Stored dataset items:
— Start —
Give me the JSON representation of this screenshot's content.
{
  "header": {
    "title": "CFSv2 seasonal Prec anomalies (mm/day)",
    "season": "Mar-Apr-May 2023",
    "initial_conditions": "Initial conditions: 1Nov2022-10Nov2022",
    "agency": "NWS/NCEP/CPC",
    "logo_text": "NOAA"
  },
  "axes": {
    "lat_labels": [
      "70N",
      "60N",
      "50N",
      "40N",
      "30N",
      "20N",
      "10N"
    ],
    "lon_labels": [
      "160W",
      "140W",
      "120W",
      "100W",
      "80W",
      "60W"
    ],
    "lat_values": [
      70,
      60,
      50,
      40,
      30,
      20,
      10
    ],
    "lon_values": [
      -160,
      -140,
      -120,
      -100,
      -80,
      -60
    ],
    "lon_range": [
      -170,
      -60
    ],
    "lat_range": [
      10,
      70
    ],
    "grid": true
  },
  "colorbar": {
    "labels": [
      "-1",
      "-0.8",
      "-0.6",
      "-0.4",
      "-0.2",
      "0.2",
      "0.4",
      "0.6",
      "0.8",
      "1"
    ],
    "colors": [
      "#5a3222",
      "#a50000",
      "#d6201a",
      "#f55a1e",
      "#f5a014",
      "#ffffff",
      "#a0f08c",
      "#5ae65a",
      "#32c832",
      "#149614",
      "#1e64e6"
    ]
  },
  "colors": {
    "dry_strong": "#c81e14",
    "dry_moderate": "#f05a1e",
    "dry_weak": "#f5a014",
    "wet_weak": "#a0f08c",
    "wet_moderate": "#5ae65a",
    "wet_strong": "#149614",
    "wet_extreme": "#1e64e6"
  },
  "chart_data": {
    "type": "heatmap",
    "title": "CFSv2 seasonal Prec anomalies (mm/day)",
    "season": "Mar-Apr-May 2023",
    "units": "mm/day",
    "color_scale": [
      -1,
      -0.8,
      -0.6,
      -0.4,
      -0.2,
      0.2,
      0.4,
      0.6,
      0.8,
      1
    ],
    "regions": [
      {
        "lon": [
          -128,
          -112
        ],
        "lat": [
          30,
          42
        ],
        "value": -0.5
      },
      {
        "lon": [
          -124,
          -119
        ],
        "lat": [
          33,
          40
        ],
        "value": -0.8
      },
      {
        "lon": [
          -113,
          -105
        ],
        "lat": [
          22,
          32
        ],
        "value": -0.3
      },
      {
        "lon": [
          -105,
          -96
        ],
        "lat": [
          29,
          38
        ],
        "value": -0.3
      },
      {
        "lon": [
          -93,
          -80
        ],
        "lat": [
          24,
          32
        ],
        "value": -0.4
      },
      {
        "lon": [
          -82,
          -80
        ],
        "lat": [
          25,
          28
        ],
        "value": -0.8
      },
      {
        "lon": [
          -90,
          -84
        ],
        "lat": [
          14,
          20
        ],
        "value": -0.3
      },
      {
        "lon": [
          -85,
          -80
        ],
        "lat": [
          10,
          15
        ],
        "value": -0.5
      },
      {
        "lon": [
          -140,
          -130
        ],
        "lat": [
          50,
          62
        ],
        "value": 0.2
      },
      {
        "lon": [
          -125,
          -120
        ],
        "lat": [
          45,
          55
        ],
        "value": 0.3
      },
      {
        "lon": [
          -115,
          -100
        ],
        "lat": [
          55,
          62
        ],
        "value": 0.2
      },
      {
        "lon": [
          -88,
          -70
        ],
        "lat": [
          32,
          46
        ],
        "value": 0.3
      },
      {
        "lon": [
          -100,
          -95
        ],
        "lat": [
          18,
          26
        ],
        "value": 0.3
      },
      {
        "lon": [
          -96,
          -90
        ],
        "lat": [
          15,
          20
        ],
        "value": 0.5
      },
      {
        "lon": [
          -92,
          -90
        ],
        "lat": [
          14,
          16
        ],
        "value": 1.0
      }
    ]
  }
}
— End —
Exercise description:
Give the data again, exactly as it stands.

The reply:
Give me the JSON representation of this screenshot's content.
{
  "header": {
    "title": "CFSv2 seasonal Prec anomalies (mm/day)",
    "season": "Mar-Apr-May 2023",
    "initial_conditions": "Initial conditions: 1Nov2022-10Nov2022",
    "agency": "NWS/NCEP/CPC",
    "logo_text": "NOAA"
  },
  "axes": {
    "lat_labels": [
      "70N",
      "60N",
      "50N",
      "40N",
      "30N",
      "20N",
      "10N"
    ],
    "lon_labels": [
      "160W",
      "140W",
      "120W",
      "100W",
      "80W",
      "60W"
    ],
    "lat_values": [
      70,
      60,
      50,
      40,
      30,
      20,
      10
    ],
    "lon_values": [
      -160,
      -140,
      -120,
      -100,
      -80,
      -60
    ],
    "lon_range": [
      -170,
      -60
    ],
    "lat_range": [
      10,
      70
    ],
    "grid": true
  },
  "colorbar": {
    "labels": [
      "-1",
      "-0.8",
      "-0.6",
      "-0.4",
      "-0.2",
      "0.2",
      "0.4",
      "0.6",
      "0.8",
      "1"
    ],
    "colors": [
      "#5a3222",
      "#a50000",
      "#d6201a",
      "#f55a1e",
      "#f5a014",
      "#ffffff",
      "#a0f08c",
      "#5ae65a",
      "#32c832",
      "#149614",
      "#1e64e6"
    ]
  },
  "colors": {
    "dry_strong": "#c81e14",
    "dry_moderate": "#f05a1e",
    "dry_weak": "#f5a014",
    "wet_weak": "#a0f08c",
    "wet_moderate": "#5ae65a",
    "wet_strong": "#149614",
    "wet_extreme": "#1e64e6"
  },
  "chart_data": {
    "type": "heatmap",
    "title": "CFSv2 seasonal Prec anomalies (mm/day)",
    "season": "Mar-Apr-May 2023",
    "units": "mm/day",
    "color_scale": [
      -1,
      -0.8,
      -0.6,
      -0.4,
      -0.2,
      0.2,
      0.4,
      0.6,
      0.8,
      1
    ],
    "regions": [
      {
        "lon": [
          -128,
          -112
        ],
        "lat": [
          30,
          42
        ],
        "value": -0.5
      },
      {
        "lon": [
          -124,
          -119
        ],
        "lat": [
          33,
          40
        ],
        "value": -0.8
      },
      {
        "lon": [
          -113,
          -105
        ],
        "lat": [
          22,
          32
        ],
        "value": -0.3
      },
      {
        "lon": [
          -105,
          -96
        ],
        "lat": [
          29,
          38
        ],
        "value": -0.3
      },
      {
        "lon": [
          -93,
          -80
        ],
        "lat": [
          24,
          32
        ],
        "value": -0.4
      },
      {
        "lon": [
          -82,
          -80
        ],
        "lat": [
          25,
          28
        ],
        "value": -0.8
      },
      {
        "lon": [
          -90,
          -84
        ],
        "lat": [
          14,
          20
        ],
        "value": -0.3
      },
      {
        "lon": [
          -85,
          -80
        ],
        "lat": [
          10,
          15
        ],
        "value": -0.5
      },
      {
        "lon": [
          -140,
          -130
        ],
        "lat": [
          50,
          62
        ],
        "value": 0.2
      },
      {
        "lon": [
          -125,
          -120
        ],
        "lat": [
          45,
          55
        ],
        "value": 0.3
      },
      {
        "lon": [
          -115,
          -100
        ],
        "lat": [
          55,
          62
        ],
        "value": 0.2
      },
      {
        "lon": [
          -88,
          -70
        ],
        "lat": [
          32,
          46
        ],
        "value": 0.3
      },
      {
        "lon": [
          -100,
          -95
        ],
        "lat": [
          18,
          26
        ],
        "value": 0.3
      },
      {
        "lon": [
          -96,
          -90
        ],
        "lat": [
          15,
          20
        ],
        "value": 0.5
      },
      {
        "lon": [
          -92,
          -90
        ],
        "lat": [
          14,
          16
        ],
        "value": 1.0
      }
    ]
  }
}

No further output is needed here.